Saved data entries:
>>>
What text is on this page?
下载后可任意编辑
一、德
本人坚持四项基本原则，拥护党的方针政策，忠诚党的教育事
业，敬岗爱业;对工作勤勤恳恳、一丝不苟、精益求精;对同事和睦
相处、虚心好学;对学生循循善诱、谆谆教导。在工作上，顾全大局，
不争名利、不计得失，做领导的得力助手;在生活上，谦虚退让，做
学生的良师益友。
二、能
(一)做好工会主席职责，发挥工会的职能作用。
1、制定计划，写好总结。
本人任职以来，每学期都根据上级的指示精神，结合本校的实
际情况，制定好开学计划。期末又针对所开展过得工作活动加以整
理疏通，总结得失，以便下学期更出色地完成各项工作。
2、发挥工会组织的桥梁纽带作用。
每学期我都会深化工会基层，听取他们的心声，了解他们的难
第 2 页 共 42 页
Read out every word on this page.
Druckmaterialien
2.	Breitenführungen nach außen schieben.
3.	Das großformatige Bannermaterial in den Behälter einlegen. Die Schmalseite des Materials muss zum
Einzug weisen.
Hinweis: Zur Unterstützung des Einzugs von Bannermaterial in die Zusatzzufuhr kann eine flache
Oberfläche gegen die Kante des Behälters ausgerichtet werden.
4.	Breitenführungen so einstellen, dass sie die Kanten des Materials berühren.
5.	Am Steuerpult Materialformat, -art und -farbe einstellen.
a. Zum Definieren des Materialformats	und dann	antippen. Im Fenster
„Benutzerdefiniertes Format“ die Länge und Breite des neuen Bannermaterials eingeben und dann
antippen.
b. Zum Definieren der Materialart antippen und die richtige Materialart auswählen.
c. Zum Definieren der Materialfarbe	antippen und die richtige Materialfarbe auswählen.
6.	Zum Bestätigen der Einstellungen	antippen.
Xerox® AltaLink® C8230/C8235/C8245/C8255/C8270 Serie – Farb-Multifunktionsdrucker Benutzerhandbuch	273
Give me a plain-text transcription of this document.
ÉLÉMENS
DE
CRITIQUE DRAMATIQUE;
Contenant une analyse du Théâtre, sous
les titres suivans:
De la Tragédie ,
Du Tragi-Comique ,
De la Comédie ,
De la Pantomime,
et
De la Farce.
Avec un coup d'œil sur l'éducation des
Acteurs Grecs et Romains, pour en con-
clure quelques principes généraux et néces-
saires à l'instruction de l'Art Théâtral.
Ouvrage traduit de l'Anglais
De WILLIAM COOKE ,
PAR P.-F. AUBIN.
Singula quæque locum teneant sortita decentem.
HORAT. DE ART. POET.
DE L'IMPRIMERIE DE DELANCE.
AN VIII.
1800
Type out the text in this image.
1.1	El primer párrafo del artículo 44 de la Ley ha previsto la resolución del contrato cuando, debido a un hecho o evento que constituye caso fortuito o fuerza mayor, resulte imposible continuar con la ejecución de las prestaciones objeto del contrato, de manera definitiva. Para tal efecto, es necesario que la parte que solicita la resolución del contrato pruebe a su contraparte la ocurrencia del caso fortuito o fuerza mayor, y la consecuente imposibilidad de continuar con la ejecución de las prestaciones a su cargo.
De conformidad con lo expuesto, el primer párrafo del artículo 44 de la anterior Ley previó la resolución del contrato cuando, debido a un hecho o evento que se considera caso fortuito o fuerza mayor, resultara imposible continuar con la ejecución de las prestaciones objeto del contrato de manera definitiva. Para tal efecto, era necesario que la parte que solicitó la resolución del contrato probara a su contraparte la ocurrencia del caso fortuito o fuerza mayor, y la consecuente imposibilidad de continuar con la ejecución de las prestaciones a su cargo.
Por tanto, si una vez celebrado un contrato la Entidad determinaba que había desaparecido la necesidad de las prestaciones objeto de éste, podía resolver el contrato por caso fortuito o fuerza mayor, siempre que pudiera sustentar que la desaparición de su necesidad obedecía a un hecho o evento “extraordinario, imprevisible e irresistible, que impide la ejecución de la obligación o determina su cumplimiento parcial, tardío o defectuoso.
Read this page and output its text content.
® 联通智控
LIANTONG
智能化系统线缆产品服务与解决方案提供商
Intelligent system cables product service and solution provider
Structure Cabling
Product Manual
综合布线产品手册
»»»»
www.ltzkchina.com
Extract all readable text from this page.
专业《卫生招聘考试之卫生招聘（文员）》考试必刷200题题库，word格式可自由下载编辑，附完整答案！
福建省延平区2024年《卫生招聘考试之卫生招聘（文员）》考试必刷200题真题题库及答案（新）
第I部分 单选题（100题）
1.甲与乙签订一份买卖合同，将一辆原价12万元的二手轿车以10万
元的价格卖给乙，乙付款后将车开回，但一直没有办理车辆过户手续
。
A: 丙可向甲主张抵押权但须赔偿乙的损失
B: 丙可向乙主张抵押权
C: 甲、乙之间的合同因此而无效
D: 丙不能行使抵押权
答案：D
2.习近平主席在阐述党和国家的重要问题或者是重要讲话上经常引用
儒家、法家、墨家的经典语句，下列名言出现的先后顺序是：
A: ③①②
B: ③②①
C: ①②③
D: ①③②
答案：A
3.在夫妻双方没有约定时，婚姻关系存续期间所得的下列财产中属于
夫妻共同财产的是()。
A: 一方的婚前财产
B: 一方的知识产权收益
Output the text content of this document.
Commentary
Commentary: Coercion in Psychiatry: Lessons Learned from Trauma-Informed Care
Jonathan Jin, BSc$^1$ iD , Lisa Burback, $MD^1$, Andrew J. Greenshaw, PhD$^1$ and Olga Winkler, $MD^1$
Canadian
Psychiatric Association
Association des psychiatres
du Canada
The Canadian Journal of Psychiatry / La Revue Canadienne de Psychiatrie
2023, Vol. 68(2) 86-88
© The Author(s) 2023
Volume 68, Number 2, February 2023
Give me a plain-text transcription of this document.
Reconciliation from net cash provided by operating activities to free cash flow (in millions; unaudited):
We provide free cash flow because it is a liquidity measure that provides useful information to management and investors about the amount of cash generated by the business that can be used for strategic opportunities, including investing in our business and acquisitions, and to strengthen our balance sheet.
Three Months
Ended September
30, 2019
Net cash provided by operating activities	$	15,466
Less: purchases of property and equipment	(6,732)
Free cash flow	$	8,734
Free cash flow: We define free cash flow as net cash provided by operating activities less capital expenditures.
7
<<<
[AIM OF THE EXERCISE]:
Search the data above for the string "text" and copy each line that has it.

[COMPLETE RESPONSE]:
What text is on this page?
Give me a plain-text transcription of this document.
Type out the text in this image.
Read this page and output its text content.
Extract all readable text from this page.
Output the text content of this document.
Give me a plain-text transcription of this document.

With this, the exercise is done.